▸ **Written request**
Write out each line in which the string "here" is present.

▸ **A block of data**
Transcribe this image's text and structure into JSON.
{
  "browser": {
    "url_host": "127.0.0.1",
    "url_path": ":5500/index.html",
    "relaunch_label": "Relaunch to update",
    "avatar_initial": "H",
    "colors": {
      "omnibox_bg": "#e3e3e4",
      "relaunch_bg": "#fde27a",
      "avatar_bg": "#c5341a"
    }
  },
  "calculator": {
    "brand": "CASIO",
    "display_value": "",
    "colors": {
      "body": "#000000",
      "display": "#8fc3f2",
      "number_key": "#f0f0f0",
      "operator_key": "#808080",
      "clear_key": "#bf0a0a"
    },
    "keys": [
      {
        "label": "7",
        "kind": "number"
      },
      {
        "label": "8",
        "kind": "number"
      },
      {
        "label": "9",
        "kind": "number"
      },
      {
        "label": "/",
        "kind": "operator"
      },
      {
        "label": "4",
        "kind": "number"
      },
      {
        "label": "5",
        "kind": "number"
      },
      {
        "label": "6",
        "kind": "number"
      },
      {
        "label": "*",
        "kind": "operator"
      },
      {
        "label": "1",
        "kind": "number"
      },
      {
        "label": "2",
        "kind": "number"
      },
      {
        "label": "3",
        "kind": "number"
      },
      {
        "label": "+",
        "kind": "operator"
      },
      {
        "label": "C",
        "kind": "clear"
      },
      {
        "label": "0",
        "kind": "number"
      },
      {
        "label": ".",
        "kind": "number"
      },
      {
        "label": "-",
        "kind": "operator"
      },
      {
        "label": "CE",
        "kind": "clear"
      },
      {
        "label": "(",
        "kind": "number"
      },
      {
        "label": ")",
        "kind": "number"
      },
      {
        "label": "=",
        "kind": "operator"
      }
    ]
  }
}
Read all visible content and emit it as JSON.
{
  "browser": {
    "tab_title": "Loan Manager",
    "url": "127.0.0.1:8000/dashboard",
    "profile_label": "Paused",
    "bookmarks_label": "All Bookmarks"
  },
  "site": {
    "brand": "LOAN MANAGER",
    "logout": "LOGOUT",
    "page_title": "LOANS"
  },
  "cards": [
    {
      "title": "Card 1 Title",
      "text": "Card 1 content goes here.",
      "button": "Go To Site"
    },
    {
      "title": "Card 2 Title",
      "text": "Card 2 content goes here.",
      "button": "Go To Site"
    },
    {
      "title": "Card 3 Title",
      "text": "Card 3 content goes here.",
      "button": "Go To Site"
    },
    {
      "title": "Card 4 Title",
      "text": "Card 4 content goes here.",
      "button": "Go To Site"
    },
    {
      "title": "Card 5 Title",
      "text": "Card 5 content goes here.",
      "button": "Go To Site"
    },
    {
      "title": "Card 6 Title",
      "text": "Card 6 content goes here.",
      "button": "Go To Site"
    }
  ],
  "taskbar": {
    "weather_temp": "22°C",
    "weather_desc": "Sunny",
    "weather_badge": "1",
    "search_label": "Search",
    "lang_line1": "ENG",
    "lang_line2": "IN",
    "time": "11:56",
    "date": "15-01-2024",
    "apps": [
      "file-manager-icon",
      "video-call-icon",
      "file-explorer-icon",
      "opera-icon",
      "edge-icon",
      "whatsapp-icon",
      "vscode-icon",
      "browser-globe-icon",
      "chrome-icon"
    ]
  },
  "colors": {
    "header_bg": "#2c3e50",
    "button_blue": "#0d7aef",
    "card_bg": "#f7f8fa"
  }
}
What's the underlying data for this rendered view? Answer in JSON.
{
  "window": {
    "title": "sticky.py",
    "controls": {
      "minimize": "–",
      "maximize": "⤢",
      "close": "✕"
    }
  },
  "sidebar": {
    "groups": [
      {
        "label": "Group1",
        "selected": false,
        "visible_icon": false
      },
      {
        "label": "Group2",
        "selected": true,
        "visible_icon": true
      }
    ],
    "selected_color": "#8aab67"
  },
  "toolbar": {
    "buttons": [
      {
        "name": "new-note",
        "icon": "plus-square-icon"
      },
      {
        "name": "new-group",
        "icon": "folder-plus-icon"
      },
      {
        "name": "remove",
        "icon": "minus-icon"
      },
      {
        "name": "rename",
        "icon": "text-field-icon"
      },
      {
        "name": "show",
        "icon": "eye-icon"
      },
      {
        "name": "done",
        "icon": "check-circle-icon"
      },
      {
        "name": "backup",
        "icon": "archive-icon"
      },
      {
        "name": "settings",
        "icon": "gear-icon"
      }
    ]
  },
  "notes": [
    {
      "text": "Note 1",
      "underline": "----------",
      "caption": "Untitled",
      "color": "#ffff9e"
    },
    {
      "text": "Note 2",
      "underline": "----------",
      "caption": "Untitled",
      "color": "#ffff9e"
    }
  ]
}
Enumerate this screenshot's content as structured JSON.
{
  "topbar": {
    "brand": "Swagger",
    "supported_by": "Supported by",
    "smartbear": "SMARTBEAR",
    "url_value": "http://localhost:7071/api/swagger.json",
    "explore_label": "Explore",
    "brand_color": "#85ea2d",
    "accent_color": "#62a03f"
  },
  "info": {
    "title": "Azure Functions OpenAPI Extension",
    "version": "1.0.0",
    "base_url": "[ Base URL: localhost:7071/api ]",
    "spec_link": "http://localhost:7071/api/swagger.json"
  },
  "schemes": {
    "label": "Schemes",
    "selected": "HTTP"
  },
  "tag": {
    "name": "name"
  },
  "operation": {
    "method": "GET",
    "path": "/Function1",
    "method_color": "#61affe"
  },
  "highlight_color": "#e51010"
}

▸ **Problem solution**
      "text": "Card 1 content goes here.",
      "text": "Card 2 content goes here.",
      "text": "Card 3 content goes here.",
      "text": "Card 4 content goes here.",
      "text": "Card 5 content goes here.",
      "text": "Card 6 content goes here.",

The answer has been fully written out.